Stated exercise: Locate the string "this" throughout the material and copy every line in which it occurs.

Information provided:
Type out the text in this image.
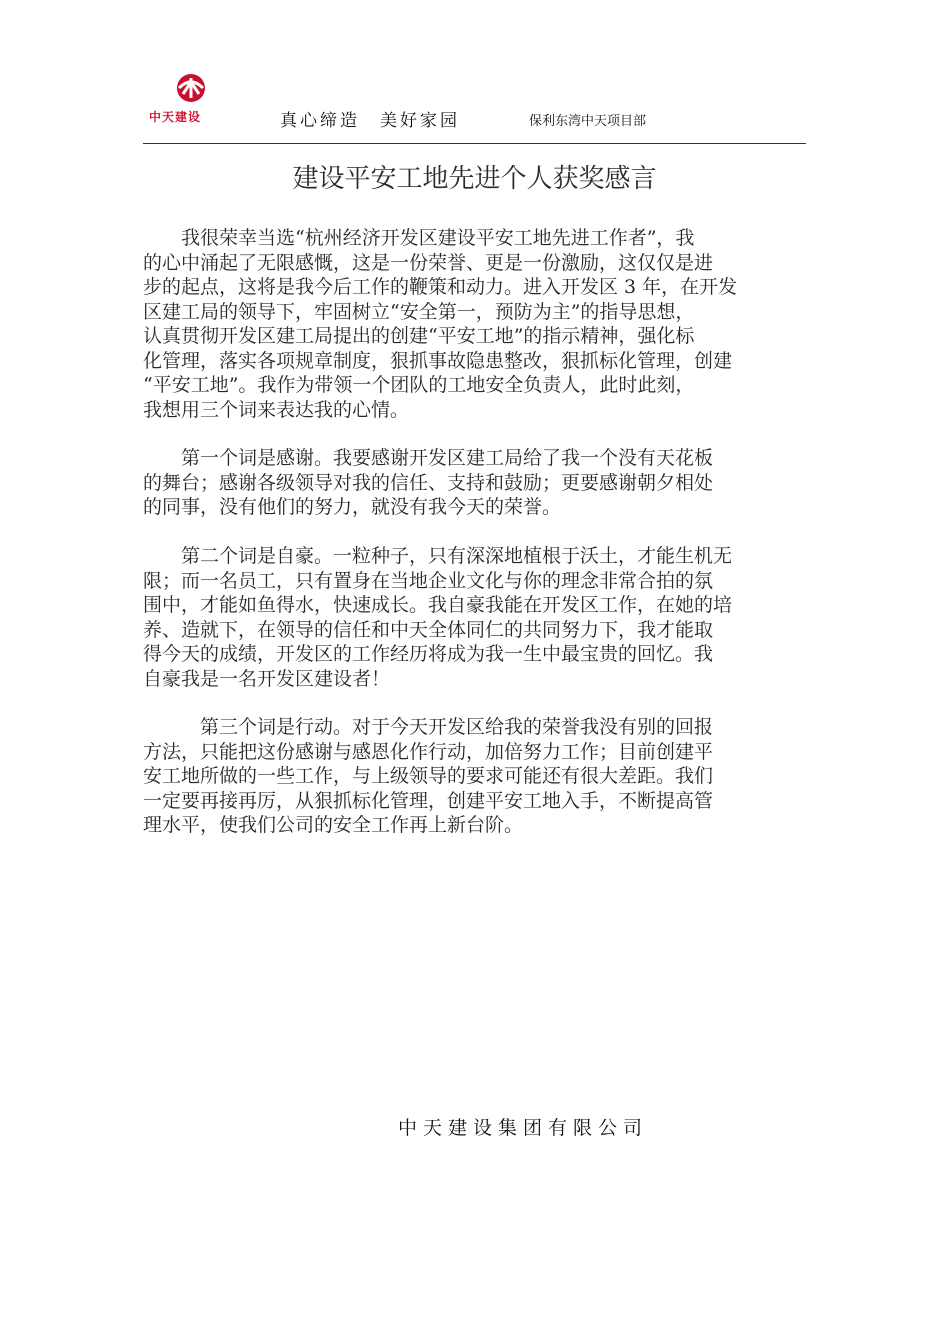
中天建设	真心缔造　美好家园	保利东湾中天项目部
建设平安工地先进个人获奖感言
　　我很荣幸当选“杭州经济开发区建设平安工地先进工作者”，我
的心中涌起了无限感慨，这是一份荣誉、更是一份激励，这仅仅是进
步的起点，这将是我今后工作的鞭策和动力。进入开发区 3 年，在开发
区建工局的领导下，牢固树立“安全第一，预防为主”的指导思想，
认真贯彻开发区建工局提出的创建“平安工地”的指示精神，强化标
化管理，落实各项规章制度，狠抓事故隐患整改，狠抓标化管理，创建
“平安工地”。我作为带领一个团队的工地安全负责人，此时此刻，
我想用三个词来表达我的心情。
　　第一个词是感谢。我要感谢开发区建工局给了我一个没有天花板
的舞台；感谢各级领导对我的信任、支持和鼓励；更要感谢朝夕相处
的同事，没有他们的努力，就没有我今天的荣誉。
　　第二个词是自豪。一粒种子，只有深深地植根于沃土，才能生机无
限；而一名员工，只有置身在当地企业文化与你的理念非常合拍的氛
围中，才能如鱼得水，快速成长。我自豪我能在开发区工作，在她的培
养、造就下，在领导的信任和中天全体同仁的共同努力下，我才能取
得今天的成绩，开发区的工作经历将成为我一生中最宝贵的回忆。我
自豪我是一名开发区建设者！
　　　第三个词是行动。对于今天开发区给我的荣誉我没有别的回报
方法，只能把这份感谢与感恩化作行动，加倍努力工作；目前创建平
安工地所做的一些工作，与上级领导的要求可能还有很大差距。我们
一定要再接再厉，从狠抓标化管理，创建平安工地入手，不断提高管
理水平，使我们公司的安全工作再上新台阶。
中天建设集团有限公司
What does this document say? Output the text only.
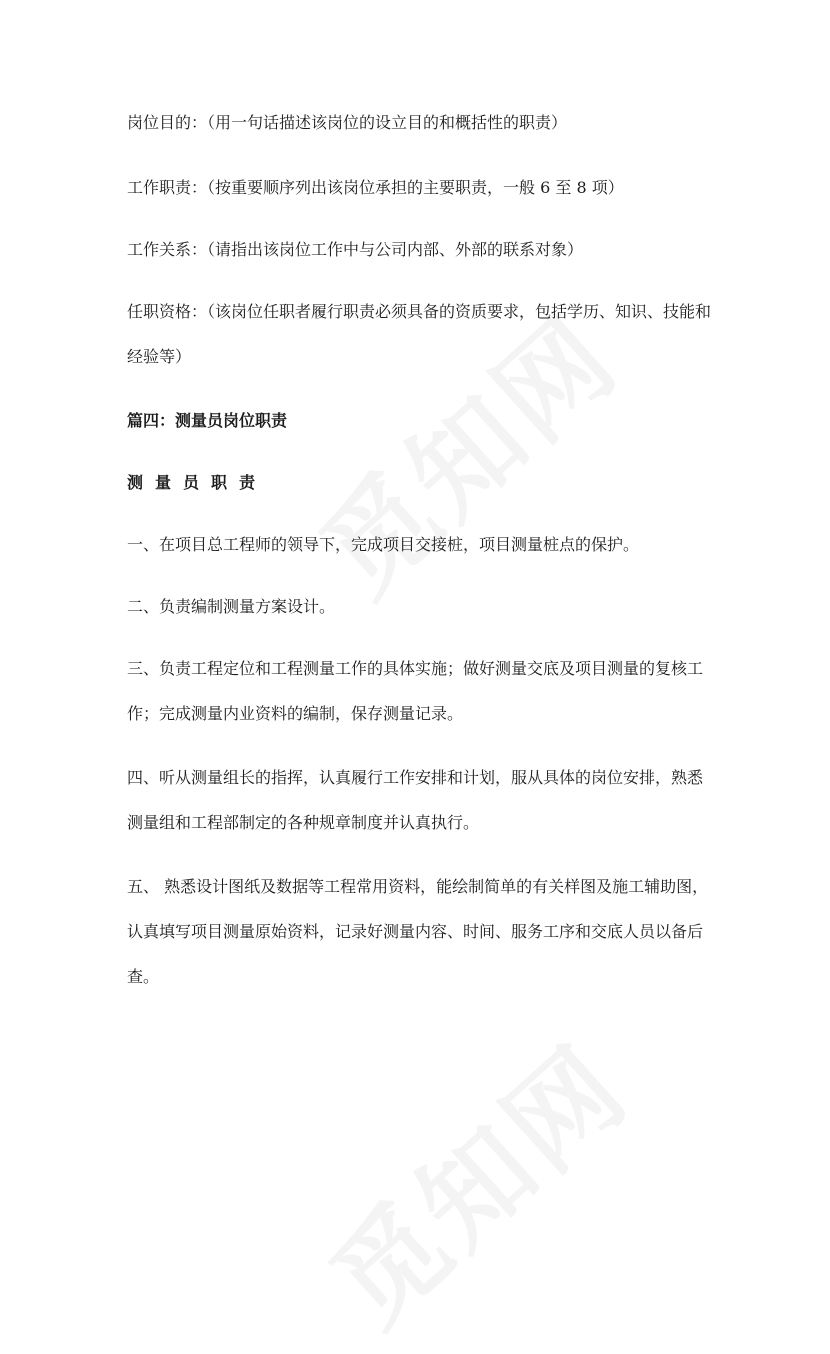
岗位目的：（用一句话描述该岗位的设立目的和概括性的职责）

工作职责：（按重要顺序列出该岗位承担的主要职责，一般 6 至 8 项）

工作关系：（请指出该岗位工作中与公司内部、外部的联系对象）

任职资格：（该岗位任职者履行职责必须具备的资质要求，包括学历、知识、技能和经验等）

篇四：测量员岗位职责

测量员职责

一、在项目总工程师的领导下，完成项目交接桩，项目测量桩点的保护。

二、负责编制测量方案设计。

三、负责工程定位和工程测量工作的具体实施；做好测量交底及项目测量的复核工作；完成测量内业资料的编制，保存测量记录。

四、听从测量组长的指挥，认真履行工作安排和计划，服从具体的岗位安排，熟悉测量组和工程部制定的各种规章制度并认真执行。

五、 熟悉设计图纸及数据等工程常用资料，能绘制简单的有关样图及施工辅助图，认真填写项目测量原始资料，记录好测量内容、时间、服务工序和交底人员以备后查。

Task result:
Type out the text in this image.
What does this document say? Output the text only.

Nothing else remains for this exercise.